_WHAT IS BEING ASKED_. Determine the number of lines in these entries that hold the word "的设计压降宜低于". Give the number and nothing more.

(Part of a data file)

⟨

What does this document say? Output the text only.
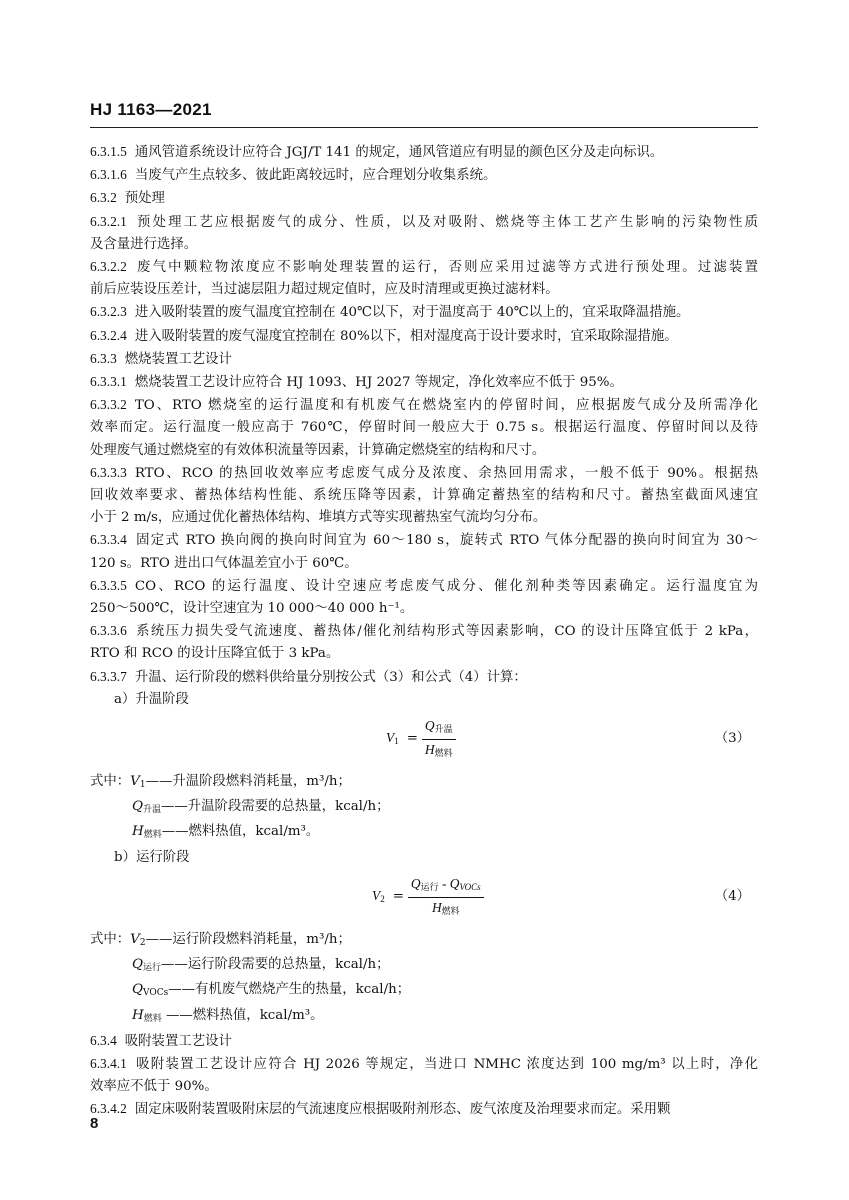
HJ 1163—2021

6.3.1.5 通风管道系统设计应符合 JGJ/T 141 的规定，通风管道应有明显的颜色区分及走向标识。

6.3.1.6 当废气产生点较多、彼此距离较远时，应合理划分收集系统。

6.3.2 预处理

6.3.2.1 预处理工艺应根据废气的成分、性质，以及对吸附、燃烧等主体工艺产生影响的污染物性质

及含量进行选择。

6.3.2.2 废气中颗粒物浓度应不影响处理装置的运行，否则应采用过滤等方式进行预处理。过滤装置

前后应装设压差计，当过滤层阻力超过规定值时，应及时清理或更换过滤材料。

6.3.2.3 进入吸附装置的废气温度宜控制在 40℃以下，对于温度高于 40℃以上的，宜采取降温措施。

6.3.2.4 进入吸附装置的废气湿度宜控制在 80%以下，相对湿度高于设计要求时，宜采取除湿措施。

6.3.3 燃烧装置工艺设计

6.3.3.1 燃烧装置工艺设计应符合 HJ 1093、HJ 2027 等规定，净化效率应不低于 95%。

6.3.3.2 TO、RTO 燃烧室的运行温度和有机废气在燃烧室内的停留时间，应根据废气成分及所需净化

效率而定。运行温度一般应高于 760℃，停留时间一般应大于 0.75 s。根据运行温度、停留时间以及待

处理废气通过燃烧室的有效体积流量等因素，计算确定燃烧室的结构和尺寸。

6.3.3.3 RTO、RCO 的热回收效率应考虑废气成分及浓度、余热回用需求，一般不低于 90%。根据热

回收效率要求、蓄热体结构性能、系统压降等因素，计算确定蓄热室的结构和尺寸。蓄热室截面风速宜

小于 2 m/s，应通过优化蓄热体结构、堆填方式等实现蓄热室气流均匀分布。

6.3.3.4 固定式 RTO 换向阀的换向时间宜为 60～180 s，旋转式 RTO 气体分配器的换向时间宜为 30～

120 s。RTO 进出口气体温差宜小于 60℃。

6.3.3.5 CO、RCO 的运行温度、设计空速应考虑废气成分、催化剂种类等因素确定。运行温度宜为

250～500℃，设计空速宜为 10 000～40 000 h⁻¹。

6.3.3.6 系统压力损失受气流速度、蓄热体/催化剂结构形式等因素影响，CO 的设计压降宜低于 2 kPa，

RTO 和 RCO 的设计压降宜低于 3 kPa。

6.3.3.7 升温、运行阶段的燃料供给量分别按公式（3）和公式（4）计算：

a）升温阶段

$V_1 = \frac{Q_{升温}}{H_{燃料}}$	（3）

式中：$V_1——$升温阶段燃料消耗量，m³/h；

$Q_{升温}——$升温阶段需要的总热量，kcal/h；

$H_{燃料}——$燃料热值，kcal/m³。

b）运行阶段

$V_2 = \frac{Q_{运行} - Q_{VOCs}}{H_{燃料}}$	（4）

式中：$V_2——$运行阶段燃料消耗量，m³/h；

$Q_{运行}——$运行阶段需要的总热量，kcal/h；

$Q_{VOCs}——$有机废气燃烧产生的热量，kcal/h；

$H_{燃料}$ ——燃料热值，kcal/m³。

6.3.4 吸附装置工艺设计

6.3.4.1 吸附装置工艺设计应符合 HJ 2026 等规定，当进口 NMHC 浓度达到 100 mg/m³ 以上时，净化

效率应不低于 90%。

6.3.4.2 固定床吸附装置吸附床层的气流速度应根据吸附剂形态、废气浓度及治理要求而定。采用颗

8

⟩

_WRITTEN ANSWER_. 2